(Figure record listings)
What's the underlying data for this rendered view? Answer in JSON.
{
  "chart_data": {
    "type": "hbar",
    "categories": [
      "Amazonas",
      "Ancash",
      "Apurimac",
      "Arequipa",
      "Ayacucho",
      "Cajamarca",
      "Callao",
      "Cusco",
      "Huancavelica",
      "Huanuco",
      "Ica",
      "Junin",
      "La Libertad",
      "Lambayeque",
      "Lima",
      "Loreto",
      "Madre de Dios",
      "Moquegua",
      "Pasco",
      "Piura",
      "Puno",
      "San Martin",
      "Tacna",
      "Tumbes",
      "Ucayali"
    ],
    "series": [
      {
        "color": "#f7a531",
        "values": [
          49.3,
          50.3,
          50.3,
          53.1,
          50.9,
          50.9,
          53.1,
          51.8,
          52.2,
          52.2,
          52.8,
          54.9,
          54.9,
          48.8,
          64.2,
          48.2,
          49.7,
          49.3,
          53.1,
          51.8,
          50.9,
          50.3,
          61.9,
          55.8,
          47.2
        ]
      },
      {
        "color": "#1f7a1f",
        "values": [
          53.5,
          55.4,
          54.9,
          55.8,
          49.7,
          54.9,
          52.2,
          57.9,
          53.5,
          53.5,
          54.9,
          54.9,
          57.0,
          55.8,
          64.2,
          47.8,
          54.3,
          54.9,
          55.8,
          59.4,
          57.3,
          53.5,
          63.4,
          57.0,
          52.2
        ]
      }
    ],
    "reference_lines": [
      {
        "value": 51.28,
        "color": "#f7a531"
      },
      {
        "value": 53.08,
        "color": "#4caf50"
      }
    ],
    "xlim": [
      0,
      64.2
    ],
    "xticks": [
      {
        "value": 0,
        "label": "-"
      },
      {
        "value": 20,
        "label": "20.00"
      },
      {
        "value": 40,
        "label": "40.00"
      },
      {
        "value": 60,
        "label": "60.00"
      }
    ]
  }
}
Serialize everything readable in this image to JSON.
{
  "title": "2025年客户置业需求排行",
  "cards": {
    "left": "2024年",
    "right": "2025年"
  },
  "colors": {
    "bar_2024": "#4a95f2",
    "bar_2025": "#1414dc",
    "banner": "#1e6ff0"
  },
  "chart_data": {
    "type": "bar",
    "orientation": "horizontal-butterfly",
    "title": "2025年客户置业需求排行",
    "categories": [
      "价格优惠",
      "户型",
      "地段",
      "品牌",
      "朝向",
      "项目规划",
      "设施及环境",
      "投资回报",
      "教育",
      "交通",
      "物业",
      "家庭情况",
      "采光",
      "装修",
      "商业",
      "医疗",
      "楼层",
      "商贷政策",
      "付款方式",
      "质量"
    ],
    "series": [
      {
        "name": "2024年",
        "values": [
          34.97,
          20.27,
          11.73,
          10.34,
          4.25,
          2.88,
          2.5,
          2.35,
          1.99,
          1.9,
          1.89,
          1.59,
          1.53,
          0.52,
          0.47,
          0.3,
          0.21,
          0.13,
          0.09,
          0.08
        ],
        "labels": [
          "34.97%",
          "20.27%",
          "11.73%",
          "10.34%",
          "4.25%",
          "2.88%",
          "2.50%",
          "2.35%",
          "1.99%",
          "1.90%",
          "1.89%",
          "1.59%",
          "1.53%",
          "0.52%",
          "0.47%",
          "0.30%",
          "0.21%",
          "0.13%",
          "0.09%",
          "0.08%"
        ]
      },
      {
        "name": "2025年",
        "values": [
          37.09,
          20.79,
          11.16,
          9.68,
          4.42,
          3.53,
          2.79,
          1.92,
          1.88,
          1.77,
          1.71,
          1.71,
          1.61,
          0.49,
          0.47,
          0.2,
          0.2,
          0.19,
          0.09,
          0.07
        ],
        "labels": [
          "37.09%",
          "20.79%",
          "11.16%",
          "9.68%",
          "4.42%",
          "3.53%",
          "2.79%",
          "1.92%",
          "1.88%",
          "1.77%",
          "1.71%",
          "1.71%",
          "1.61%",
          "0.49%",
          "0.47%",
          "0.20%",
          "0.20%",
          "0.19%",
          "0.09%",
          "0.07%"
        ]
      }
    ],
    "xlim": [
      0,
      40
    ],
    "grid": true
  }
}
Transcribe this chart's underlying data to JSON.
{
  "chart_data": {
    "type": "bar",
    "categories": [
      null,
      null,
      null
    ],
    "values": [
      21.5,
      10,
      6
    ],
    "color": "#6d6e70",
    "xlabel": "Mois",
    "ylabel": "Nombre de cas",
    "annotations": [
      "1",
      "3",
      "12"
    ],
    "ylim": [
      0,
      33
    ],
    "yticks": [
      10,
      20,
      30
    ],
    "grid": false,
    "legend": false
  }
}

--

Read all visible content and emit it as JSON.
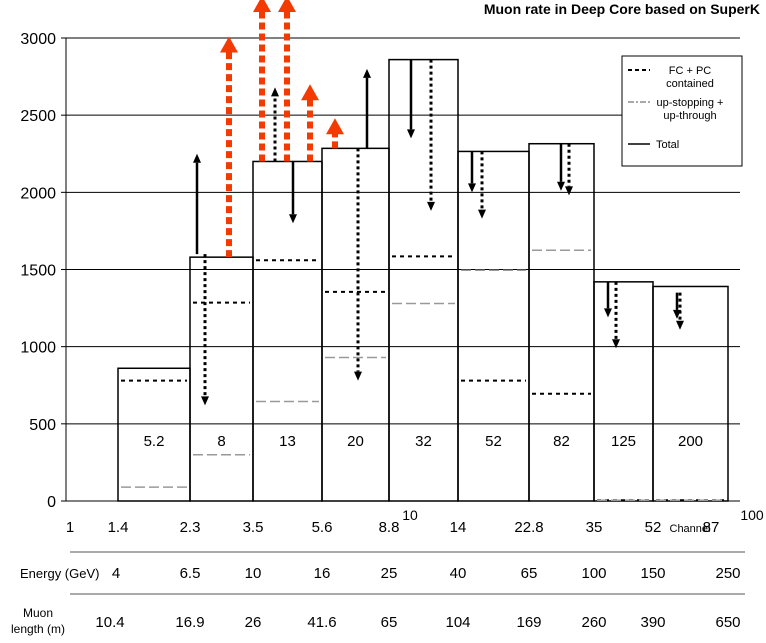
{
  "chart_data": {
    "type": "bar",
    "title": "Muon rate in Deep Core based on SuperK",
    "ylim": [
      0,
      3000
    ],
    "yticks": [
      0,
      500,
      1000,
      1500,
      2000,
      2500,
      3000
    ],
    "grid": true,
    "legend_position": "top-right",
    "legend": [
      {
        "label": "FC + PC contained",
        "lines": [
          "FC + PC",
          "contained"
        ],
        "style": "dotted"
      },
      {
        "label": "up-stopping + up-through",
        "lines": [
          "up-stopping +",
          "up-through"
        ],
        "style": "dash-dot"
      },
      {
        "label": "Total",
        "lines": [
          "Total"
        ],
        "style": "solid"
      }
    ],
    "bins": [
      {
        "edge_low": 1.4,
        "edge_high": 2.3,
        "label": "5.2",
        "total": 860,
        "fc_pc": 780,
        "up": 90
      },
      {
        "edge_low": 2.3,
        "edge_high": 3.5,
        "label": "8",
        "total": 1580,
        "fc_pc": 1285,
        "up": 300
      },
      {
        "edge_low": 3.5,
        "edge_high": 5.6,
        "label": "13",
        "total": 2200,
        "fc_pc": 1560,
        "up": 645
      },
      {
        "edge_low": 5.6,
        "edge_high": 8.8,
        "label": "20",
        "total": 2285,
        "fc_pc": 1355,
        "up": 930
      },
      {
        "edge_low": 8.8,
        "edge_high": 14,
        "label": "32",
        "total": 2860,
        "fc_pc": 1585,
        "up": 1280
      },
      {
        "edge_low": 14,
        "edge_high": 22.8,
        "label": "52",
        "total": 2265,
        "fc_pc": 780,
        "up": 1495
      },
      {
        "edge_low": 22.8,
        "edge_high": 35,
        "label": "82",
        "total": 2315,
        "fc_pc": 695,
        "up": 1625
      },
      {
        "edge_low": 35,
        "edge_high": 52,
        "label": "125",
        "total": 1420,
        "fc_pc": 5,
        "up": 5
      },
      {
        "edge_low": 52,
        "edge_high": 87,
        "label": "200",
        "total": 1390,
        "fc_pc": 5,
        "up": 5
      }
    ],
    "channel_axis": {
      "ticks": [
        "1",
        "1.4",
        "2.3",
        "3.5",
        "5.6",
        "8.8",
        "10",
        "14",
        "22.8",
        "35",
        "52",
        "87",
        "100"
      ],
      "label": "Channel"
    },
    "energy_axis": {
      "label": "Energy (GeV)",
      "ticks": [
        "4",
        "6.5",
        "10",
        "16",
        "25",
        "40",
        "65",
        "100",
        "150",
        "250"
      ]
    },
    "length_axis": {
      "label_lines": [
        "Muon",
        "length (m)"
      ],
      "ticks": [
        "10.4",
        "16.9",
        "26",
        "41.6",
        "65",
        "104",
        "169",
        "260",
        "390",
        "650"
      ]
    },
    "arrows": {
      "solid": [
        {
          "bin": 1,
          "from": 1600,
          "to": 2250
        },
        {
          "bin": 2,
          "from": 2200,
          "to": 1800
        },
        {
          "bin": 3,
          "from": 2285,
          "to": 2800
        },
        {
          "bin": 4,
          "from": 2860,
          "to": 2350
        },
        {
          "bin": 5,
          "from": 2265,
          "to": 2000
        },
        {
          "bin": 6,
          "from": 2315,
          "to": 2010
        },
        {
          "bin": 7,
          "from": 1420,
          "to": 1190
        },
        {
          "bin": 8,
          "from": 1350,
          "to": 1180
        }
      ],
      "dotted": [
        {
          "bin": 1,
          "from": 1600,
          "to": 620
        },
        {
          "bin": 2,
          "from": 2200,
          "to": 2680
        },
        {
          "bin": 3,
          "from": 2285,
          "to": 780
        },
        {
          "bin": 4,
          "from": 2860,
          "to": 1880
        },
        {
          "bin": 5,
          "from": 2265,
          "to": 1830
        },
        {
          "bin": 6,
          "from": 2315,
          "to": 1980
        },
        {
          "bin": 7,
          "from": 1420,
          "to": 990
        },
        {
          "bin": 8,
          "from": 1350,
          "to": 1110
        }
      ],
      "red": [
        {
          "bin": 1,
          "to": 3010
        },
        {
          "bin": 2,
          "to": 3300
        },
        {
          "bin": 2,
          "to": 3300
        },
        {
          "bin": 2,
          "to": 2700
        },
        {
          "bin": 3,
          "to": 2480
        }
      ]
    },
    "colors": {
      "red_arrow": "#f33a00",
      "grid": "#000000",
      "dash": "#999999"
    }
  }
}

### GIVEN TASK
The answer is one number: how many lines of the material above contain "title".

### EXERCISE RESULT
3